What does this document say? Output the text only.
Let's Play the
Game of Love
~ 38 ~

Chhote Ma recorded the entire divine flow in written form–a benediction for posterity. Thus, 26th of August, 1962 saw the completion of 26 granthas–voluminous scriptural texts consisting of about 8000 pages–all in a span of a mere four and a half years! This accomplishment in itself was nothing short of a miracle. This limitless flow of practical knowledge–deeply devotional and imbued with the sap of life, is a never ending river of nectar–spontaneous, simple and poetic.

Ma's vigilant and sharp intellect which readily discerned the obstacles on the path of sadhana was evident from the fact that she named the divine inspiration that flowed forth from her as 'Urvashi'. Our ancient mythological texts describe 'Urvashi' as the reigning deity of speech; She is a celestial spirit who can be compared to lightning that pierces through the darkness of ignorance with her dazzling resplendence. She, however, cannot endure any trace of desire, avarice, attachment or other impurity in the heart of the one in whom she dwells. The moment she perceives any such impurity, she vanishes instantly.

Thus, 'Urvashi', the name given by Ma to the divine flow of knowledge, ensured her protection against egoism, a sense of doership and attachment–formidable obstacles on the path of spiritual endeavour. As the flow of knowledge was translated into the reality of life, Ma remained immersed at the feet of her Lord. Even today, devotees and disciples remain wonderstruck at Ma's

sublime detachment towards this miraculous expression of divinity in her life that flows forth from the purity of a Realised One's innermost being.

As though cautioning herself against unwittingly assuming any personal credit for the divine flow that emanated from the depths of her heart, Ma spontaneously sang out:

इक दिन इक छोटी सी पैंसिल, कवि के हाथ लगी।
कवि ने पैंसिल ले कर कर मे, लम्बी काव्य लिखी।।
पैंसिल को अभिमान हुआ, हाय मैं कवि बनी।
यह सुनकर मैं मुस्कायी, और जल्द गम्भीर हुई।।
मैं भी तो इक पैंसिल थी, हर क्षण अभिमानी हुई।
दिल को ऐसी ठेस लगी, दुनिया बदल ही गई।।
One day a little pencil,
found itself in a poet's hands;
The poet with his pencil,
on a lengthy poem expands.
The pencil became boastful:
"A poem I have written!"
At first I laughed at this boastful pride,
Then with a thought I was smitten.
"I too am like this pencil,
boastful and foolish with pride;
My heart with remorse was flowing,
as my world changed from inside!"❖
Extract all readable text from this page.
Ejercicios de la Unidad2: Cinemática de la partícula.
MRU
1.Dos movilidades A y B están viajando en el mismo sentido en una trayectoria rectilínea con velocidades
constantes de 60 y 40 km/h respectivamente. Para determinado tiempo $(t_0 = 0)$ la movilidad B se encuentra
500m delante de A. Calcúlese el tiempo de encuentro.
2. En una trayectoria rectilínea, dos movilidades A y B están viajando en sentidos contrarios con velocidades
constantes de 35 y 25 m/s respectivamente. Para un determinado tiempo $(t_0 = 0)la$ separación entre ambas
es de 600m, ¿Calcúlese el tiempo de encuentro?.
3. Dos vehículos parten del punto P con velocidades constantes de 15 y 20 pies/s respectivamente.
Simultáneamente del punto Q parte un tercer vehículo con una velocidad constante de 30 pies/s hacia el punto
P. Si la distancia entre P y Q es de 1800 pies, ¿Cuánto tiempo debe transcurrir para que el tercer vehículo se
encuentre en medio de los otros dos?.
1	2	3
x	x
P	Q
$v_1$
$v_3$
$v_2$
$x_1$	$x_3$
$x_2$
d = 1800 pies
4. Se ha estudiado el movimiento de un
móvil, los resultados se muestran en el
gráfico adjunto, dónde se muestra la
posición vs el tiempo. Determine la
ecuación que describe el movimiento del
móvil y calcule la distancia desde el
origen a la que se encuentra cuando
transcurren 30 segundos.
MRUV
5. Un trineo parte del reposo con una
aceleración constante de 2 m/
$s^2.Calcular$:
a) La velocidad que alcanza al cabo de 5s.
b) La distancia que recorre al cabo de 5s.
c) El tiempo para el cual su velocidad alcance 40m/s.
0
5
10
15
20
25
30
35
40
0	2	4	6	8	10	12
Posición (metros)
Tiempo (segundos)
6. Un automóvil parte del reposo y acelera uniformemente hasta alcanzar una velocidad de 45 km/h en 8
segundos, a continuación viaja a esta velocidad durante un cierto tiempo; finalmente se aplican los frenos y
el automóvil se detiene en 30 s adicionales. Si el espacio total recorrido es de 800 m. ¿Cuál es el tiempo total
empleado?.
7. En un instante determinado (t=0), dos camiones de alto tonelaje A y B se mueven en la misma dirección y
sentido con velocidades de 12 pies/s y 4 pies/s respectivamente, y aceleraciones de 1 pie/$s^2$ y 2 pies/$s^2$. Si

WHAT THE EXERCISE ASKS = Give back the data above exactly as it appears.

ANSWER FOR THIS EXERCISE =
What does this document say? Output the text only.
Let's Play the
Game of Love
~ 38 ~

Chhote Ma recorded the entire divine flow in written form–a benediction for posterity. Thus, 26th of August, 1962 saw the completion of 26 granthas–voluminous scriptural texts consisting of about 8000 pages–all in a span of a mere four and a half years! This accomplishment in itself was nothing short of a miracle. This limitless flow of practical knowledge–deeply devotional and imbued with the sap of life, is a never ending river of nectar–spontaneous, simple and poetic.

Ma's vigilant and sharp intellect which readily discerned the obstacles on the path of sadhana was evident from the fact that she named the divine inspiration that flowed forth from her as 'Urvashi'. Our ancient mythological texts describe 'Urvashi' as the reigning deity of speech; She is a celestial spirit who can be compared to lightning that pierces through the darkness of ignorance with her dazzling resplendence. She, however, cannot endure any trace of desire, avarice, attachment or other impurity in the heart of the one in whom she dwells. The moment she perceives any such impurity, she vanishes instantly.

Thus, 'Urvashi', the name given by Ma to the divine flow of knowledge, ensured her protection against egoism, a sense of doership and attachment–formidable obstacles on the path of spiritual endeavour. As the flow of knowledge was translated into the reality of life, Ma remained immersed at the feet of her Lord. Even today, devotees and disciples remain wonderstruck at Ma's

sublime detachment towards this miraculous expression of divinity in her life that flows forth from the purity of a Realised One's innermost being.

As though cautioning herself against unwittingly assuming any personal credit for the divine flow that emanated from the depths of her heart, Ma spontaneously sang out:

इक दिन इक छोटी सी पैंसिल, कवि के हाथ लगी।
कवि ने पैंसिल ले कर कर मे, लम्बी काव्य लिखी।।
पैंसिल को अभिमान हुआ, हाय मैं कवि बनी।
यह सुनकर मैं मुस्कायी, और जल्द गम्भीर हुई।।
मैं भी तो इक पैंसिल थी, हर क्षण अभिमानी हुई।
दिल को ऐसी ठेस लगी, दुनिया बदल ही गई।।
One day a little pencil,
found itself in a poet's hands;
The poet with his pencil,
on a lengthy poem expands.
The pencil became boastful:
"A poem I have written!"
At first I laughed at this boastful pride,
Then with a thought I was smitten.
"I too am like this pencil,
boastful and foolish with pride;
My heart with remorse was flowing,
as my world changed from inside!"❖
Extract all readable text from this page.
Ejercicios de la Unidad2: Cinemática de la partícula.
MRU
1.Dos movilidades A y B están viajando en el mismo sentido en una trayectoria rectilínea con velocidades
constantes de 60 y 40 km/h respectivamente. Para determinado tiempo $(t_0 = 0)$ la movilidad B se encuentra
500m delante de A. Calcúlese el tiempo de encuentro.
2. En una trayectoria rectilínea, dos movilidades A y B están viajando en sentidos contrarios con velocidades
constantes de 35 y 25 m/s respectivamente. Para un determinado tiempo $(t_0 = 0)la$ separación entre ambas
es de 600m, ¿Calcúlese el tiempo de encuentro?.
3. Dos vehículos parten del punto P con velocidades constantes de 15 y 20 pies/s respectivamente.
Simultáneamente del punto Q parte un tercer vehículo con una velocidad constante de 30 pies/s hacia el punto
P. Si la distancia entre P y Q es de 1800 pies, ¿Cuánto tiempo debe transcurrir para que el tercer vehículo se
encuentre en medio de los otros dos?.
1	2	3
x	x
P	Q
$v_1$
$v_3$
$v_2$
$x_1$	$x_3$
$x_2$
d = 1800 pies
4. Se ha estudiado el movimiento de un
móvil, los resultados se muestran en el
gráfico adjunto, dónde se muestra la
posición vs el tiempo. Determine la
ecuación que describe el movimiento del
móvil y calcule la distancia desde el
origen a la que se encuentra cuando
transcurren 30 segundos.
MRUV
5. Un trineo parte del reposo con una
aceleración constante de 2 m/
$s^2.Calcular$:
a) La velocidad que alcanza al cabo de 5s.
b) La distancia que recorre al cabo de 5s.
c) El tiempo para el cual su velocidad alcance 40m/s.
0
5
10
15
20
25
30
35
40
0	2	4	6	8	10	12
Posición (metros)
Tiempo (segundos)
6. Un automóvil parte del reposo y acelera uniformemente hasta alcanzar una velocidad de 45 km/h en 8
segundos, a continuación viaja a esta velocidad durante un cierto tiempo; finalmente se aplican los frenos y
el automóvil se detiene en 30 s adicionales. Si el espacio total recorrido es de 800 m. ¿Cuál es el tiempo total
empleado?.
7. En un instante determinado (t=0), dos camiones de alto tonelaje A y B se mueven en la misma dirección y
sentido con velocidades de 12 pies/s y 4 pies/s respectivamente, y aceleraciones de 1 pie/$s^2$ y 2 pies/$s^2$. Si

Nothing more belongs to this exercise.